## Requirement:
Extract each line of the data and write it out again exactly.
::: Data listing :::
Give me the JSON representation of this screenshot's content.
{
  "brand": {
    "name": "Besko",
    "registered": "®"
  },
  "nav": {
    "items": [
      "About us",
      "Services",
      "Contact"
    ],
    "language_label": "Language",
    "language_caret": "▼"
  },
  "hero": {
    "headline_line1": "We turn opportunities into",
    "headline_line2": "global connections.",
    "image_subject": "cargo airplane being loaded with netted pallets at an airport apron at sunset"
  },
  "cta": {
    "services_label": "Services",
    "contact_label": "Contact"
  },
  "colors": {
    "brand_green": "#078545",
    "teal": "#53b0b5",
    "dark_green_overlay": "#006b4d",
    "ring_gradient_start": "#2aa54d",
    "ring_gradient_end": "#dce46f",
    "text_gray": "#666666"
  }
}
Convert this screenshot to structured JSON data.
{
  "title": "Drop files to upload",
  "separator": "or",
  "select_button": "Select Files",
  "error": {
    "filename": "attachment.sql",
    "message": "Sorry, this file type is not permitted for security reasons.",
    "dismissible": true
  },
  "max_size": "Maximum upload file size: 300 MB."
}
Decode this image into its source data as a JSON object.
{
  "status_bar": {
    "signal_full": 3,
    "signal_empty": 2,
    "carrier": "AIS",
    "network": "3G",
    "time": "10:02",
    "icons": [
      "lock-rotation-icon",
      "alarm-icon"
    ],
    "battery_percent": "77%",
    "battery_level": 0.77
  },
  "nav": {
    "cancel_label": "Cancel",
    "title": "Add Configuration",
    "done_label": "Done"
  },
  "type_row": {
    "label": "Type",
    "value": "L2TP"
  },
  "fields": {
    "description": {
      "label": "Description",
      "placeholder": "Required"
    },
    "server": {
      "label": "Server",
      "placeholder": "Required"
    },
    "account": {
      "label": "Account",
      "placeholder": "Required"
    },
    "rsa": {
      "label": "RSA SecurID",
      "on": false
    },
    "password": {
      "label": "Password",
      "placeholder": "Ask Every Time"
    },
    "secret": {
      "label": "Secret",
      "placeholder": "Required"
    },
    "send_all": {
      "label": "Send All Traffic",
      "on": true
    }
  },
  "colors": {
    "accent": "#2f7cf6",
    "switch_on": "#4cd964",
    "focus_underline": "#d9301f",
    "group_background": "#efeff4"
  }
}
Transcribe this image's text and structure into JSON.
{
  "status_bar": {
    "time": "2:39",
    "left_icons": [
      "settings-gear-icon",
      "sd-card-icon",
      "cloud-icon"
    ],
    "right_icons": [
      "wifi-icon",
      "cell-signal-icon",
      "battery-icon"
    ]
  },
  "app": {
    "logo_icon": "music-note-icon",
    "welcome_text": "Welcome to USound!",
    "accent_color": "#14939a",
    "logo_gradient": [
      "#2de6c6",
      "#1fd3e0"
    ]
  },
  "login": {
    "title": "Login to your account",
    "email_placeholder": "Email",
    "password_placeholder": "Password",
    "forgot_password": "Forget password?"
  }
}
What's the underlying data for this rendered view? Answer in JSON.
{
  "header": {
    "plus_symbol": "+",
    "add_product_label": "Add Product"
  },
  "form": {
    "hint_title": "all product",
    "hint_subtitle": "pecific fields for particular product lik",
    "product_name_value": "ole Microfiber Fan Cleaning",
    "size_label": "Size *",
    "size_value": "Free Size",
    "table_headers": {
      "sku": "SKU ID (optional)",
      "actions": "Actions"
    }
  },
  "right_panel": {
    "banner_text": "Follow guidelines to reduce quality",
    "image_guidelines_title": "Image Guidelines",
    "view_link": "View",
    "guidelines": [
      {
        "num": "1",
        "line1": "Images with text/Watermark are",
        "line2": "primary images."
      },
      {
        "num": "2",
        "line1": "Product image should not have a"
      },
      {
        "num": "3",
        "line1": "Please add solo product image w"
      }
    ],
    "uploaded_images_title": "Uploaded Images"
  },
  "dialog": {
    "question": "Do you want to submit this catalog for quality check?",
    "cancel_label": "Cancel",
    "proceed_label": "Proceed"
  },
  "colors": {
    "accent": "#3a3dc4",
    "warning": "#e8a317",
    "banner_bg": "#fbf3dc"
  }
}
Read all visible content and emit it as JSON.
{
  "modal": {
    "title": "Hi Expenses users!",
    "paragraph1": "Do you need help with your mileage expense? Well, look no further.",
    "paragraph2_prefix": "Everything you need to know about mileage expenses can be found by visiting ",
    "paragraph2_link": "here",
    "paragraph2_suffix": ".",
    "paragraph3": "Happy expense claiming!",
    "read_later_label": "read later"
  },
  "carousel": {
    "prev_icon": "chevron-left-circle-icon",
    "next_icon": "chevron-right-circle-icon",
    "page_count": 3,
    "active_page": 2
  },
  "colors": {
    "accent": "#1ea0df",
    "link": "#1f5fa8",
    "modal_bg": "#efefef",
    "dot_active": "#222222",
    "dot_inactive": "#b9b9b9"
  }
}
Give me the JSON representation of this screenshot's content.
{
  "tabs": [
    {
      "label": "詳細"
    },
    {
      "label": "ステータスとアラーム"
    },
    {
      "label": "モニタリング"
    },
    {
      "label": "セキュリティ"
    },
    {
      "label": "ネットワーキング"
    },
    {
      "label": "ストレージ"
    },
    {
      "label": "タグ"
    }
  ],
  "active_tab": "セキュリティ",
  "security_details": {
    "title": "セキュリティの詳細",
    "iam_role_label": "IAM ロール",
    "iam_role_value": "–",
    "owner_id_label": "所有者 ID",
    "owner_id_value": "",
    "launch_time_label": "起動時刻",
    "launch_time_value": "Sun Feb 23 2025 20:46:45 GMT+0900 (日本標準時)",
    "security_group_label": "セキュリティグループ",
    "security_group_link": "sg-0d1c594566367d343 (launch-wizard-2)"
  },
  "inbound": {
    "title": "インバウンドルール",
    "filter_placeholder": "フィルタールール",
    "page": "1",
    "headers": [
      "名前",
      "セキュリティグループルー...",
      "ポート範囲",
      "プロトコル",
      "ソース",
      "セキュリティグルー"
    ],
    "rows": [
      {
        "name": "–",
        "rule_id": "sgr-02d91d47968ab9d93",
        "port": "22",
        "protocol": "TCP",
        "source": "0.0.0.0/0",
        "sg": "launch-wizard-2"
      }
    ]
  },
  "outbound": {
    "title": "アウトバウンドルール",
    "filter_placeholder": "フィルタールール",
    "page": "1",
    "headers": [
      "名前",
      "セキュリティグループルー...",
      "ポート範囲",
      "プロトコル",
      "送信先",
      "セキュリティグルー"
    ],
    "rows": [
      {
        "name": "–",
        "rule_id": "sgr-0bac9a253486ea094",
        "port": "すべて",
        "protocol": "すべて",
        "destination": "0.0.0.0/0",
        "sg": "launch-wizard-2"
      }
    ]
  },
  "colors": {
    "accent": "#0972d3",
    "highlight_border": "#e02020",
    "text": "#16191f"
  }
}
:::
## Answer for the task:
Give me the JSON representation of this screenshot's content.
{
  "brand": {
    "name": "Besko",
    "registered": "®"
  },
  "nav": {
    "items": [
      "About us",
      "Services",
      "Contact"
    ],
    "language_label": "Language",
    "language_caret": "▼"
  },
  "hero": {
    "headline_line1": "We turn opportunities into",
    "headline_line2": "global connections.",
    "image_subject": "cargo airplane being loaded with netted pallets at an airport apron at sunset"
  },
  "cta": {
    "services_label": "Services",
    "contact_label": "Contact"
  },
  "colors": {
    "brand_green": "#078545",
    "teal": "#53b0b5",
    "dark_green_overlay": "#006b4d",
    "ring_gradient_start": "#2aa54d",
    "ring_gradient_end": "#dce46f",
    "text_gray": "#666666"
  }
}
Convert this screenshot to structured JSON data.
{
  "title": "Drop files to upload",
  "separator": "or",
  "select_button": "Select Files",
  "error": {
    "filename": "attachment.sql",
    "message": "Sorry, this file type is not permitted for security reasons.",
    "dismissible": true
  },
  "max_size": "Maximum upload file size: 300 MB."
}
Decode this image into its source data as a JSON object.
{
  "status_bar": {
    "signal_full": 3,
    "signal_empty": 2,
    "carrier": "AIS",
    "network": "3G",
    "time": "10:02",
    "icons": [
      "lock-rotation-icon",
      "alarm-icon"
    ],
    "battery_percent": "77%",
    "battery_level": 0.77
  },
  "nav": {
    "cancel_label": "Cancel",
    "title": "Add Configuration",
    "done_label": "Done"
  },
  "type_row": {
    "label": "Type",
    "value": "L2TP"
  },
  "fields": {
    "description": {
      "label": "Description",
      "placeholder": "Required"
    },
    "server": {
      "label": "Server",
      "placeholder": "Required"
    },
    "account": {
      "label": "Account",
      "placeholder": "Required"
    },
    "rsa": {
      "label": "RSA SecurID",
      "on": false
    },
    "password": {
      "label": "Password",
      "placeholder": "Ask Every Time"
    },
    "secret": {
      "label": "Secret",
      "placeholder": "Required"
    },
    "send_all": {
      "label": "Send All Traffic",
      "on": true
    }
  },
  "colors": {
    "accent": "#2f7cf6",
    "switch_on": "#4cd964",
    "focus_underline": "#d9301f",
    "group_background": "#efeff4"
  }
}
Transcribe this image's text and structure into JSON.
{
  "status_bar": {
    "time": "2:39",
    "left_icons": [
      "settings-gear-icon",
      "sd-card-icon",
      "cloud-icon"
    ],
    "right_icons": [
      "wifi-icon",
      "cell-signal-icon",
      "battery-icon"
    ]
  },
  "app": {
    "logo_icon": "music-note-icon",
    "welcome_text": "Welcome to USound!",
    "accent_color": "#14939a",
    "logo_gradient": [
      "#2de6c6",
      "#1fd3e0"
    ]
  },
  "login": {
    "title": "Login to your account",
    "email_placeholder": "Email",
    "password_placeholder": "Password",
    "forgot_password": "Forget password?"
  }
}
What's the underlying data for this rendered view? Answer in JSON.
{
  "header": {
    "plus_symbol": "+",
    "add_product_label": "Add Product"
  },
  "form": {
    "hint_title": "all product",
    "hint_subtitle": "pecific fields for particular product lik",
    "product_name_value": "ole Microfiber Fan Cleaning",
    "size_label": "Size *",
    "size_value": "Free Size",
    "table_headers": {
      "sku": "SKU ID (optional)",
      "actions": "Actions"
    }
  },
  "right_panel": {
    "banner_text": "Follow guidelines to reduce quality",
    "image_guidelines_title": "Image Guidelines",
    "view_link": "View",
    "guidelines": [
      {
        "num": "1",
        "line1": "Images with text/Watermark are",
        "line2": "primary images."
      },
      {
        "num": "2",
        "line1": "Product image should not have a"
      },
      {
        "num": "3",
        "line1": "Please add solo product image w"
      }
    ],
    "uploaded_images_title": "Uploaded Images"
  },
  "dialog": {
    "question": "Do you want to submit this catalog for quality check?",
    "cancel_label": "Cancel",
    "proceed_label": "Proceed"
  },
  "colors": {
    "accent": "#3a3dc4",
    "warning": "#e8a317",
    "banner_bg": "#fbf3dc"
  }
}
Read all visible content and emit it as JSON.
{
  "modal": {
    "title": "Hi Expenses users!",
    "paragraph1": "Do you need help with your mileage expense? Well, look no further.",
    "paragraph2_prefix": "Everything you need to know about mileage expenses can be found by visiting ",
    "paragraph2_link": "here",
    "paragraph2_suffix": ".",
    "paragraph3": "Happy expense claiming!",
    "read_later_label": "read later"
  },
  "carousel": {
    "prev_icon": "chevron-left-circle-icon",
    "next_icon": "chevron-right-circle-icon",
    "page_count": 3,
    "active_page": 2
  },
  "colors": {
    "accent": "#1ea0df",
    "link": "#1f5fa8",
    "modal_bg": "#efefef",
    "dot_active": "#222222",
    "dot_inactive": "#b9b9b9"
  }
}
Give me the JSON representation of this screenshot's content.
{
  "tabs": [
    {
      "label": "詳細"
    },
    {
      "label": "ステータスとアラーム"
    },
    {
      "label": "モニタリング"
    },
    {
      "label": "セキュリティ"
    },
    {
      "label": "ネットワーキング"
    },
    {
      "label": "ストレージ"
    },
    {
      "label": "タグ"
    }
  ],
  "active_tab": "セキュリティ",
  "security_details": {
    "title": "セキュリティの詳細",
    "iam_role_label": "IAM ロール",
    "iam_role_value": "–",
    "owner_id_label": "所有者 ID",
    "owner_id_value": "",
    "launch_time_label": "起動時刻",
    "launch_time_value": "Sun Feb 23 2025 20:46:45 GMT+0900 (日本標準時)",
    "security_group_label": "セキュリティグループ",
    "security_group_link": "sg-0d1c594566367d343 (launch-wizard-2)"
  },
  "inbound": {
    "title": "インバウンドルール",
    "filter_placeholder": "フィルタールール",
    "page": "1",
    "headers": [
      "名前",
      "セキュリティグループルー...",
      "ポート範囲",
      "プロトコル",
      "ソース",
      "セキュリティグルー"
    ],
    "rows": [
      {
        "name": "–",
        "rule_id": "sgr-02d91d47968ab9d93",
        "port": "22",
        "protocol": "TCP",
        "source": "0.0.0.0/0",
        "sg": "launch-wizard-2"
      }
    ]
  },
  "outbound": {
    "title": "アウトバウンドルール",
    "filter_placeholder": "フィルタールール",
    "page": "1",
    "headers": [
      "名前",
      "セキュリティグループルー...",
      "ポート範囲",
      "プロトコル",
      "送信先",
      "セキュリティグルー"
    ],
    "rows": [
      {
        "name": "–",
        "rule_id": "sgr-0bac9a253486ea094",
        "port": "すべて",
        "protocol": "すべて",
        "destination": "0.0.0.0/0",
        "sg": "launch-wizard-2"
      }
    ]
  },
  "colors": {
    "accent": "#0972d3",
    "highlight_border": "#e02020",
    "text": "#16191f"
  }
}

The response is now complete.